### Problem details
Convert the portion of the listing that runs from its first line through the line containing "module-image [594, 215, 642, 245]" into a JSON list of strings, with one string per line and blank lines omitted.

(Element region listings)
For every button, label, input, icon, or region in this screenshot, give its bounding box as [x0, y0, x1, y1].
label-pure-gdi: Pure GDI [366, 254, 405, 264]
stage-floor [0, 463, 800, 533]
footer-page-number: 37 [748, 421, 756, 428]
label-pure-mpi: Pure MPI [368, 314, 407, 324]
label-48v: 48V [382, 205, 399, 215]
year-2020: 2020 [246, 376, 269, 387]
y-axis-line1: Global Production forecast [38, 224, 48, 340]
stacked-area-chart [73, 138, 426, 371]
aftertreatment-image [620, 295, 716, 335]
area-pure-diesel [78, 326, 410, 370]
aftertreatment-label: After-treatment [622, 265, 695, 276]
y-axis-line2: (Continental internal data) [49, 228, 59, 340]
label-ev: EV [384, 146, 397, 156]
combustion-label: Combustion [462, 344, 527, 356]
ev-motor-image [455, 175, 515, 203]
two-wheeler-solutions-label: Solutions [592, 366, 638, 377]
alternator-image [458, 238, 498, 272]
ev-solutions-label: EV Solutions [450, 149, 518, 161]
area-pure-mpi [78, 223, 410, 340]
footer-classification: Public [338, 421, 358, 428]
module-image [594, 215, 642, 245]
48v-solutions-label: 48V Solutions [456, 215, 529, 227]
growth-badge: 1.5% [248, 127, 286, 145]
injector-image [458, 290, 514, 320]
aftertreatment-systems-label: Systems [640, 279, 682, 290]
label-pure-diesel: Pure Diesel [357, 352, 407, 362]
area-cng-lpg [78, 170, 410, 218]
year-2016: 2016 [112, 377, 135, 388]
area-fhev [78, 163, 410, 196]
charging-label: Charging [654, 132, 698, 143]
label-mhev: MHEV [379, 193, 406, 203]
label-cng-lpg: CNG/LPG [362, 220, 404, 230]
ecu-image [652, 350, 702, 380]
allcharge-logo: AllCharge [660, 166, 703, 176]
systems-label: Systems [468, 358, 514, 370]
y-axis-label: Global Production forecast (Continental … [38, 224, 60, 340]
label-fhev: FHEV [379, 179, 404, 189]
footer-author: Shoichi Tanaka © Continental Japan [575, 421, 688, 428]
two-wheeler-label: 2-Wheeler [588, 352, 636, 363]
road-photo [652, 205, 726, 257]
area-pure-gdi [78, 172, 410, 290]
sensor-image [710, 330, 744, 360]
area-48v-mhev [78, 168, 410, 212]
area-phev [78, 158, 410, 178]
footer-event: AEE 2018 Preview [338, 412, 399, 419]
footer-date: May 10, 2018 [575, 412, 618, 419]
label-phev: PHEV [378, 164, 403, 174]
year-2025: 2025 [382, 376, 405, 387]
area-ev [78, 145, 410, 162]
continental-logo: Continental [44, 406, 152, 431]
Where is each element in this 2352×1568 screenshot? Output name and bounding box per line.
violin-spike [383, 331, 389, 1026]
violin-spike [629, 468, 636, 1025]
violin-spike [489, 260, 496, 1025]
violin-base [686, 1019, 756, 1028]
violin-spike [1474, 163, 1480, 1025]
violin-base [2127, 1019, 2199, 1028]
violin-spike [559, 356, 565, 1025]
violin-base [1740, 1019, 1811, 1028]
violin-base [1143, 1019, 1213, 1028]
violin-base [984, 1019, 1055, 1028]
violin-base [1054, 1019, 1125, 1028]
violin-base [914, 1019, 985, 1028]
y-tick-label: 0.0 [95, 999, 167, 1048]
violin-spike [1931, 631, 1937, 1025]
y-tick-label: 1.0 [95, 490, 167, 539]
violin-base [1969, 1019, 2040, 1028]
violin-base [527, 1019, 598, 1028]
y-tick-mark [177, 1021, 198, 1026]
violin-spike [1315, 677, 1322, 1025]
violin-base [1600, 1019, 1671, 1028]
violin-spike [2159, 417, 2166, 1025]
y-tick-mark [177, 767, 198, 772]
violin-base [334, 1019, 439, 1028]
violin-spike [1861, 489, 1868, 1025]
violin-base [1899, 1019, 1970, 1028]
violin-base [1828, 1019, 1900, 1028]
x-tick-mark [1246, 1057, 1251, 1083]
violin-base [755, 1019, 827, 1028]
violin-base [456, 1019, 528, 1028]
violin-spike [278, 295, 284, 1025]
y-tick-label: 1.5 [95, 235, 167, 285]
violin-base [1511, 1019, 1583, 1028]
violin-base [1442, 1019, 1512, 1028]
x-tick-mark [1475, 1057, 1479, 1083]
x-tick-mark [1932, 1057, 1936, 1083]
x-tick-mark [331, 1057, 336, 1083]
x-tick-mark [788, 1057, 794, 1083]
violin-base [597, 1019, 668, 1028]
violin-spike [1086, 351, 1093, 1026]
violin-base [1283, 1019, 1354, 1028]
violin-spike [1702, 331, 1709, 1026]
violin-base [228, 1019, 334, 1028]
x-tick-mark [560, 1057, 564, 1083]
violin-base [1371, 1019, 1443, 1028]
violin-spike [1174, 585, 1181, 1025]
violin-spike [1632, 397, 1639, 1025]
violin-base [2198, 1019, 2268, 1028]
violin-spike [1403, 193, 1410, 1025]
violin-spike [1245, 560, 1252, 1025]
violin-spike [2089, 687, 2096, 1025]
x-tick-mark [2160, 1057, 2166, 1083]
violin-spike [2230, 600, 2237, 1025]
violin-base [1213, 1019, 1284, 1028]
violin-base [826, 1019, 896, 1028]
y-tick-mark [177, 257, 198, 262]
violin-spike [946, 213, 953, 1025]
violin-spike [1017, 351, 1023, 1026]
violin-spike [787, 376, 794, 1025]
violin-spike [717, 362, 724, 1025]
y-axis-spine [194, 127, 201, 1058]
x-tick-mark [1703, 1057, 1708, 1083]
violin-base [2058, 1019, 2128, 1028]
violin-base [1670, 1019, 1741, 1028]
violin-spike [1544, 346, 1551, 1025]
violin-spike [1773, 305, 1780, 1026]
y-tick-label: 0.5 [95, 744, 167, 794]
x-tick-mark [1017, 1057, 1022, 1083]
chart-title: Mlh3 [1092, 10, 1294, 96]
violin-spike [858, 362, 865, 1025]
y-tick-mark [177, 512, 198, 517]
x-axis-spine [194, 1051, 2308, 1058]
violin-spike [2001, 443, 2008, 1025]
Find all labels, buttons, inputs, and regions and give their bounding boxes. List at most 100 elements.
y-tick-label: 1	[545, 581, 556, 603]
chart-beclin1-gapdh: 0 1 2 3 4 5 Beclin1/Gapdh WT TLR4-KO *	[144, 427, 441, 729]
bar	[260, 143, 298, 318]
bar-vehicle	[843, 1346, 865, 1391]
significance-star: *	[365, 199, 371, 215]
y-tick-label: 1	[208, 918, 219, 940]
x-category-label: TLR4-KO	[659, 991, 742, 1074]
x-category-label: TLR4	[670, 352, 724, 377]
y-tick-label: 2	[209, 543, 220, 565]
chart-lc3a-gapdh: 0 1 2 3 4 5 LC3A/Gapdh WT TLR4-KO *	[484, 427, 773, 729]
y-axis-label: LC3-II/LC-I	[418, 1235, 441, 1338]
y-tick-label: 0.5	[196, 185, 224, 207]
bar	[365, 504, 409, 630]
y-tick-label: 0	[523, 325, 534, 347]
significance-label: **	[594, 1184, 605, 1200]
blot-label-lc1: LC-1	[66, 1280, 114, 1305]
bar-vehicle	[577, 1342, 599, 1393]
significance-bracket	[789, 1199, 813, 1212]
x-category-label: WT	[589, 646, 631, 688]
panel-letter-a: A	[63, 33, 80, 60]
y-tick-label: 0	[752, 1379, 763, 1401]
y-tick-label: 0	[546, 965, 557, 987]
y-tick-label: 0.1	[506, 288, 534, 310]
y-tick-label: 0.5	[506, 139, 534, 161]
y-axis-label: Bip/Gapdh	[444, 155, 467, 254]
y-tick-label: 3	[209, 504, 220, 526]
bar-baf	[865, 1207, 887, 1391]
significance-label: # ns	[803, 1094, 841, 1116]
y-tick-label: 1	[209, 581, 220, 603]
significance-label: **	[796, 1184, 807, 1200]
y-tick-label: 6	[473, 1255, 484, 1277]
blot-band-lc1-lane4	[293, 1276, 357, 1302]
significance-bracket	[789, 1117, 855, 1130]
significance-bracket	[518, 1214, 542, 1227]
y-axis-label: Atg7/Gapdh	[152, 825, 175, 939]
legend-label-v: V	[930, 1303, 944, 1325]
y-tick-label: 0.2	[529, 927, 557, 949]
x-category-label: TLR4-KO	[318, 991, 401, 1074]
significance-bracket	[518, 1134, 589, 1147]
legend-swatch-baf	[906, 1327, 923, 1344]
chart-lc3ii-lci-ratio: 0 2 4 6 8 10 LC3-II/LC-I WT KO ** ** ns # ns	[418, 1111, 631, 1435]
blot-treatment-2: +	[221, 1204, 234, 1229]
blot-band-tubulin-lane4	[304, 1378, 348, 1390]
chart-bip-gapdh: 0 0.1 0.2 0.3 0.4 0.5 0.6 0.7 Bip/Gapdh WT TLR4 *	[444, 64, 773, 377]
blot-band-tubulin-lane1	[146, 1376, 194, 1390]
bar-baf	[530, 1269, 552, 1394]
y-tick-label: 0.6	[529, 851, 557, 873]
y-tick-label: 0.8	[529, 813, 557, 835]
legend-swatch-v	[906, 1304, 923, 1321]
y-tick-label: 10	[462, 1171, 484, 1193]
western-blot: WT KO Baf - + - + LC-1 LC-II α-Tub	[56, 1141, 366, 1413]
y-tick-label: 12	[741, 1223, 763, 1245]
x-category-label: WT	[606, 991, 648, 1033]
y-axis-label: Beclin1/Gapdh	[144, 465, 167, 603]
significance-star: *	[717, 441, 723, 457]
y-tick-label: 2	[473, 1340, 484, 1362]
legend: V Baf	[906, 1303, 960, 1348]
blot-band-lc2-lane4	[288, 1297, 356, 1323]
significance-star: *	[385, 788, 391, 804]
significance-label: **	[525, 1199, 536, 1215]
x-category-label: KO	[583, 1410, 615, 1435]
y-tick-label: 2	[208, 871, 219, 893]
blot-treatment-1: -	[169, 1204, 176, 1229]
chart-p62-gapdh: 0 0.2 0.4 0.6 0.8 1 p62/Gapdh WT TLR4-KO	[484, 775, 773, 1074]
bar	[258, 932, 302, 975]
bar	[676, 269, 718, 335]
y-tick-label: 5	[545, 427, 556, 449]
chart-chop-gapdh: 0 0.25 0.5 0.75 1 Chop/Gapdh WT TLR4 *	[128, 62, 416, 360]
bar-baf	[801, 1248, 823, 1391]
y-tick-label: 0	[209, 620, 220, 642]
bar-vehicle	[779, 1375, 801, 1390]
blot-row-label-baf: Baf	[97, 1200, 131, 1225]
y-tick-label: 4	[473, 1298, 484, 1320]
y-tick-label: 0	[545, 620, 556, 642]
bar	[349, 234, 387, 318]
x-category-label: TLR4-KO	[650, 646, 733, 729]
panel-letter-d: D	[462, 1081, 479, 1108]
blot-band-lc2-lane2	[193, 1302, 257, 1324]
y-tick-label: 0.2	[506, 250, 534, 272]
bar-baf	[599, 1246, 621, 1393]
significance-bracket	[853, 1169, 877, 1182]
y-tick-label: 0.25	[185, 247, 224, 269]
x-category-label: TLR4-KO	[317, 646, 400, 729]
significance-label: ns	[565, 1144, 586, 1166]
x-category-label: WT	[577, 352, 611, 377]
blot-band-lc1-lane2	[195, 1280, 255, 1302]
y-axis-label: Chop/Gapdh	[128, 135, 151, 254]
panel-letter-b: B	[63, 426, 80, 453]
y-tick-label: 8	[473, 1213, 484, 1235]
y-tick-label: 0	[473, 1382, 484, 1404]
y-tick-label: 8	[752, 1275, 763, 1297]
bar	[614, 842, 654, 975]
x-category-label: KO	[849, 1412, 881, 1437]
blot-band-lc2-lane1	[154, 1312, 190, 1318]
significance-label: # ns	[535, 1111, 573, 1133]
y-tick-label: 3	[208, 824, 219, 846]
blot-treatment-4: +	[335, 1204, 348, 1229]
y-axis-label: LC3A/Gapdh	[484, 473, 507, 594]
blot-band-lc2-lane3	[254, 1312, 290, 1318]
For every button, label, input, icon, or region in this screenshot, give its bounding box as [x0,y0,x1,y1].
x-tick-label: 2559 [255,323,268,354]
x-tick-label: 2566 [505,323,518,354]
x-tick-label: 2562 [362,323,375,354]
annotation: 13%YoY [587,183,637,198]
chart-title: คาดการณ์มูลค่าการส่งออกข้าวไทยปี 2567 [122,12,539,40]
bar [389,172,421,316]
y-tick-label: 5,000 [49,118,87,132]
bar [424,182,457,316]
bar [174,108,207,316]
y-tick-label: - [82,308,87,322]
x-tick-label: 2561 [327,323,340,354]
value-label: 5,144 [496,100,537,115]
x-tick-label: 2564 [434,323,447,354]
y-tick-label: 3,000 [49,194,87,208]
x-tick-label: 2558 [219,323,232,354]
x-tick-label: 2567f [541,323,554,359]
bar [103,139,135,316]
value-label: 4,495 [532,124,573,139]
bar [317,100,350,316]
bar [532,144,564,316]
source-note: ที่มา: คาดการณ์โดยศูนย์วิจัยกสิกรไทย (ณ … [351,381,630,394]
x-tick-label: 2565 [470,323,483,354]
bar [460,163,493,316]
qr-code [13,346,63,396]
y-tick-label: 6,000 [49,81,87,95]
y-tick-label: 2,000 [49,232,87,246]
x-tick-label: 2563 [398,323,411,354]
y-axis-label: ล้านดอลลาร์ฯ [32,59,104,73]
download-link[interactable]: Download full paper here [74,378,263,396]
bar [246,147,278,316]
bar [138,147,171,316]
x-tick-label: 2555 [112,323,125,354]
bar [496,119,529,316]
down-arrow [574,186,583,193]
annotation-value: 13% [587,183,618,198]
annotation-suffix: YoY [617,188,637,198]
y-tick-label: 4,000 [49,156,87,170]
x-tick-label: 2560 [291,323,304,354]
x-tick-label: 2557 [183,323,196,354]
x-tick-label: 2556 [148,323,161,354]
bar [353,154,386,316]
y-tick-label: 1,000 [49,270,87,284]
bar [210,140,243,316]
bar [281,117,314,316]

### Written answer
[
  "For every button, label, input, icon, or region in this screenshot, give its bounding box as [x0, y0, x1, y1].",
  "label-pure-gdi: Pure GDI [366, 254, 405, 264]",
  "stage-floor [0, 463, 800, 533]",
  "footer-page-number: 37 [748, 421, 756, 428]",
  "label-pure-mpi: Pure MPI [368, 314, 407, 324]",
  "label-48v: 48V [382, 205, 399, 215]",
  "year-2020: 2020 [246, 376, 269, 387]",
  "y-axis-line1: Global Production forecast [38, 224, 48, 340]",
  "stacked-area-chart [73, 138, 426, 371]",
  "aftertreatment-image [620, 295, 716, 335]",
  "area-pure-diesel [78, 326, 410, 370]",
  "aftertreatment-label: After-treatment [622, 265, 695, 276]",
  "y-axis-line2: (Continental internal data) [49, 228, 59, 340]",
  "label-ev: EV [384, 146, 397, 156]",
  "combustion-label: Combustion [462, 344, 527, 356]",
  "ev-motor-image [455, 175, 515, 203]",
  "two-wheeler-solutions-label: Solutions [592, 366, 638, 377]",
  "alternator-image [458, 238, 498, 272]",
  "ev-solutions-label: EV Solutions [450, 149, 518, 161]",
  "area-pure-mpi [78, 223, 410, 340]",
  "footer-classification: Public [338, 421, 358, 428]",
  "module-image [594, 215, 642, 245]"
]